⟨

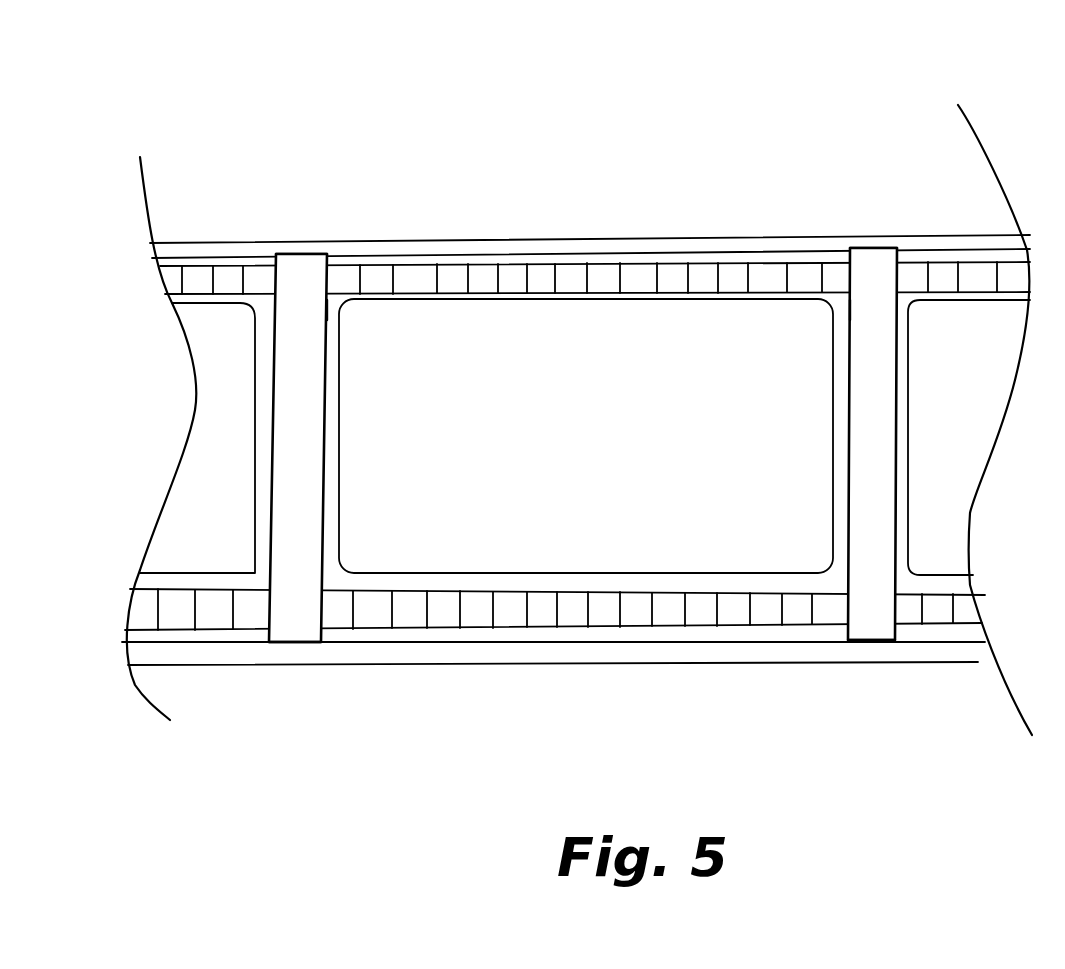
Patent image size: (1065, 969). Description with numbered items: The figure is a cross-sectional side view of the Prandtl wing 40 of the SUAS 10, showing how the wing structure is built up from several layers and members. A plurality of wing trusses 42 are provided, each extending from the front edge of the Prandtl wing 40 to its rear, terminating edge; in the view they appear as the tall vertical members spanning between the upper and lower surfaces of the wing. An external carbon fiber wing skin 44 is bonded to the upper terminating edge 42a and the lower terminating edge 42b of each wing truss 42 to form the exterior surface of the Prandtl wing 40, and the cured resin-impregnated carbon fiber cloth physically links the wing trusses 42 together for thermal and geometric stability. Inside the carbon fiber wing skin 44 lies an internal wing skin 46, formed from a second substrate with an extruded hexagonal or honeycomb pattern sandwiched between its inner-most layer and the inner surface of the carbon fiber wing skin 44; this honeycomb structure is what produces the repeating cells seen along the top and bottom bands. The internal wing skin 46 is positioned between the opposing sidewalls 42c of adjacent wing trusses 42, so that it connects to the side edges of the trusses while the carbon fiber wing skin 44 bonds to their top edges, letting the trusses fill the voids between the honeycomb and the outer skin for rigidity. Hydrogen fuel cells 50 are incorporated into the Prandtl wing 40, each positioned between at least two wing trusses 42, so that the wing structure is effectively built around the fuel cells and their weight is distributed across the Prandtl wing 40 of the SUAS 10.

The SUAS 10 is at (896, 100).
The Prandtl wing 40 is at (576, 441).
The wing truss 42 is at (577, 464).
The upper terminating edge 42a is at (310, 253).
The lower terminating edge 42b is at (303, 643).
The sidewall 42c is at (327, 313).
The carbon fiber wing skin 44 is at (563, 247).
The internal wing skin 46 is at (453, 277).
The hydrogen fuel cell 50 is at (238, 449).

⟩

Exercise description: Each record above should be copied character for character, with pictures dropped.

Expected output:
Patent image size: (1065, 969). Description with numbered items: The figure is a cross-sectional side view of the Prandtl wing 40 of the SUAS 10, showing how the wing structure is built up from several layers and members. A plurality of wing trusses 42 are provided, each extending from the front edge of the Prandtl wing 40 to its rear, terminating edge; in the view they appear as the tall vertical members spanning between the upper and lower surfaces of the wing. An external carbon fiber wing skin 44 is bonded to the upper terminating edge 42a and the lower terminating edge 42b of each wing truss 42 to form the exterior surface of the Prandtl wing 40, and the cured resin-impregnated carbon fiber cloth physically links the wing trusses 42 together for thermal and geometric stability. Inside the carbon fiber wing skin 44 lies an internal wing skin 46, formed from a second substrate with an extruded hexagonal or honeycomb pattern sandwiched between its inner-most layer and the inner surface of the carbon fiber wing skin 44; this honeycomb structure is what produces the repeating cells seen along the top and bottom bands. The internal wing skin 46 is positioned between the opposing sidewalls 42c of adjacent wing trusses 42, so that it connects to the side edges of the trusses while the carbon fiber wing skin 44 bonds to their top edges, letting the trusses fill the voids between the honeycomb and the outer skin for rigidity. Hydrogen fuel cells 50 are incorporated into the Prandtl wing 40, each positioned between at least two wing trusses 42, so that the wing structure is effectively built around the fuel cells and their weight is distributed across the Prandtl wing 40 of the SUAS 10.

The SUAS 10 is at (896, 100).
The Prandtl wing 40 is at (576, 441).
The wing truss 42 is at (577, 464).
The upper terminating edge 42a is at (310, 253).
The lower terminating edge 42b is at (303, 643).
The sidewall 42c is at (327, 313).
The carbon fiber wing skin 44 is at (563, 247).
The internal wing skin 46 is at (453, 277).
The hydrogen fuel cell 50 is at (238, 449).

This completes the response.